▶ [Data to process]
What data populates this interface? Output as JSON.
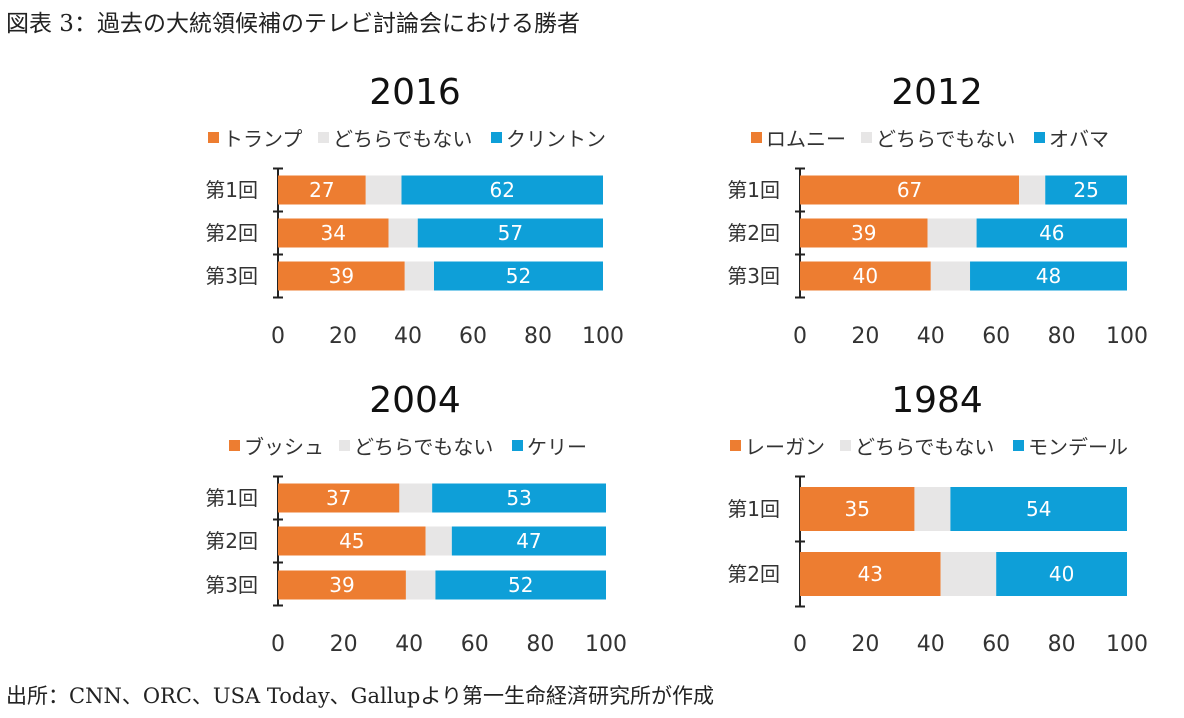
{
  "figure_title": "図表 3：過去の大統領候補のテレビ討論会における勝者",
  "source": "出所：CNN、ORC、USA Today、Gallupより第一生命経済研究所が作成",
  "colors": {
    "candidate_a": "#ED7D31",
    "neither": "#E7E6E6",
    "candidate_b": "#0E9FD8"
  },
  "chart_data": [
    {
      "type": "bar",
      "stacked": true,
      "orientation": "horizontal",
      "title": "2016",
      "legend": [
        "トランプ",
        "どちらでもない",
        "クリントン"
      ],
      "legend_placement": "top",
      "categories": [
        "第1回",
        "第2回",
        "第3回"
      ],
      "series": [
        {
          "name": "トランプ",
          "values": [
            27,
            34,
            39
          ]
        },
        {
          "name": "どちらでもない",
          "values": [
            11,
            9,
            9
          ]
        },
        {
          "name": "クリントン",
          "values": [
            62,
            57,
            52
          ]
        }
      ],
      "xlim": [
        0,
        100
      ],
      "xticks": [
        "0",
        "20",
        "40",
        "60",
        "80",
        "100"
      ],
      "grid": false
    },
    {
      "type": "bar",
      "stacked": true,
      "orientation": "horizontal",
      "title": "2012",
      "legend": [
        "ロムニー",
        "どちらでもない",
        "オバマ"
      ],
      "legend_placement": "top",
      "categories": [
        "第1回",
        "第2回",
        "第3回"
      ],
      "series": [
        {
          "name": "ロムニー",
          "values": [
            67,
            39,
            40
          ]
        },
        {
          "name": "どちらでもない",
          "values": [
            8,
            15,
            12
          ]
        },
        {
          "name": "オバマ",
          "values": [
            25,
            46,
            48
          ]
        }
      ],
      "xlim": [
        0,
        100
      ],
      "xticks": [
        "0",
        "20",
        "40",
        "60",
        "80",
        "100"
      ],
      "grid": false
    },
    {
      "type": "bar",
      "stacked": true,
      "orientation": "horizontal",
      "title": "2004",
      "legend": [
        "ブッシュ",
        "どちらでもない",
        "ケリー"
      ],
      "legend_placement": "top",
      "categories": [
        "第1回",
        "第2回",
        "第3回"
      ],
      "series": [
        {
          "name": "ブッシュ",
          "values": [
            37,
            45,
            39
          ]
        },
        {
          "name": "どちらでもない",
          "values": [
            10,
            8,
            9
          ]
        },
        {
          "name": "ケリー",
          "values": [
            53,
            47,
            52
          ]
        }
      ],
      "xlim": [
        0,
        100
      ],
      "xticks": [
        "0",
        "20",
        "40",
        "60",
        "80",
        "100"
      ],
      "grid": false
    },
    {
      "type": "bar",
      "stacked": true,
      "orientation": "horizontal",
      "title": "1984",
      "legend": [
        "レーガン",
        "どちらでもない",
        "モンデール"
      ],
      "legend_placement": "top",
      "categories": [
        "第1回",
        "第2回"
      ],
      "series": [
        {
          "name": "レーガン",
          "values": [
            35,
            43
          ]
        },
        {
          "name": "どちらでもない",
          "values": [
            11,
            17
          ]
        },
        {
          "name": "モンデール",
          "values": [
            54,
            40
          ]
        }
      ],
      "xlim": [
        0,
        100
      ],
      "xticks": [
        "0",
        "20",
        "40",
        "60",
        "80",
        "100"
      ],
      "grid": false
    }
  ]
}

▶ [Exercise]
Any pictures should be dropped; transcribe the rest of the records above exactly.

▶ [Result below]
What data populates this interface? Output as JSON.
{
  "figure_title": "図表 3：過去の大統領候補のテレビ討論会における勝者",
  "source": "出所：CNN、ORC、USA Today、Gallupより第一生命経済研究所が作成",
  "colors": {
    "candidate_a": "#ED7D31",
    "neither": "#E7E6E6",
    "candidate_b": "#0E9FD8"
  },
  "chart_data": [
    {
      "type": "bar",
      "stacked": true,
      "orientation": "horizontal",
      "title": "2016",
      "legend": [
        "トランプ",
        "どちらでもない",
        "クリントン"
      ],
      "legend_placement": "top",
      "categories": [
        "第1回",
        "第2回",
        "第3回"
      ],
      "series": [
        {
          "name": "トランプ",
          "values": [
            27,
            34,
            39
          ]
        },
        {
          "name": "どちらでもない",
          "values": [
            11,
            9,
            9
          ]
        },
        {
          "name": "クリントン",
          "values": [
            62,
            57,
            52
          ]
        }
      ],
      "xlim": [
        0,
        100
      ],
      "xticks": [
        "0",
        "20",
        "40",
        "60",
        "80",
        "100"
      ],
      "grid": false
    },
    {
      "type": "bar",
      "stacked": true,
      "orientation": "horizontal",
      "title": "2012",
      "legend": [
        "ロムニー",
        "どちらでもない",
        "オバマ"
      ],
      "legend_placement": "top",
      "categories": [
        "第1回",
        "第2回",
        "第3回"
      ],
      "series": [
        {
          "name": "ロムニー",
          "values": [
            67,
            39,
            40
          ]
        },
        {
          "name": "どちらでもない",
          "values": [
            8,
            15,
            12
          ]
        },
        {
          "name": "オバマ",
          "values": [
            25,
            46,
            48
          ]
        }
      ],
      "xlim": [
        0,
        100
      ],
      "xticks": [
        "0",
        "20",
        "40",
        "60",
        "80",
        "100"
      ],
      "grid": false
    },
    {
      "type": "bar",
      "stacked": true,
      "orientation": "horizontal",
      "title": "2004",
      "legend": [
        "ブッシュ",
        "どちらでもない",
        "ケリー"
      ],
      "legend_placement": "top",
      "categories": [
        "第1回",
        "第2回",
        "第3回"
      ],
      "series": [
        {
          "name": "ブッシュ",
          "values": [
            37,
            45,
            39
          ]
        },
        {
          "name": "どちらでもない",
          "values": [
            10,
            8,
            9
          ]
        },
        {
          "name": "ケリー",
          "values": [
            53,
            47,
            52
          ]
        }
      ],
      "xlim": [
        0,
        100
      ],
      "xticks": [
        "0",
        "20",
        "40",
        "60",
        "80",
        "100"
      ],
      "grid": false
    },
    {
      "type": "bar",
      "stacked": true,
      "orientation": "horizontal",
      "title": "1984",
      "legend": [
        "レーガン",
        "どちらでもない",
        "モンデール"
      ],
      "legend_placement": "top",
      "categories": [
        "第1回",
        "第2回"
      ],
      "series": [
        {
          "name": "レーガン",
          "values": [
            35,
            43
          ]
        },
        {
          "name": "どちらでもない",
          "values": [
            11,
            17
          ]
        },
        {
          "name": "モンデール",
          "values": [
            54,
            40
          ]
        }
      ],
      "xlim": [
        0,
        100
      ],
      "xticks": [
        "0",
        "20",
        "40",
        "60",
        "80",
        "100"
      ],
      "grid": false
    }
  ]
}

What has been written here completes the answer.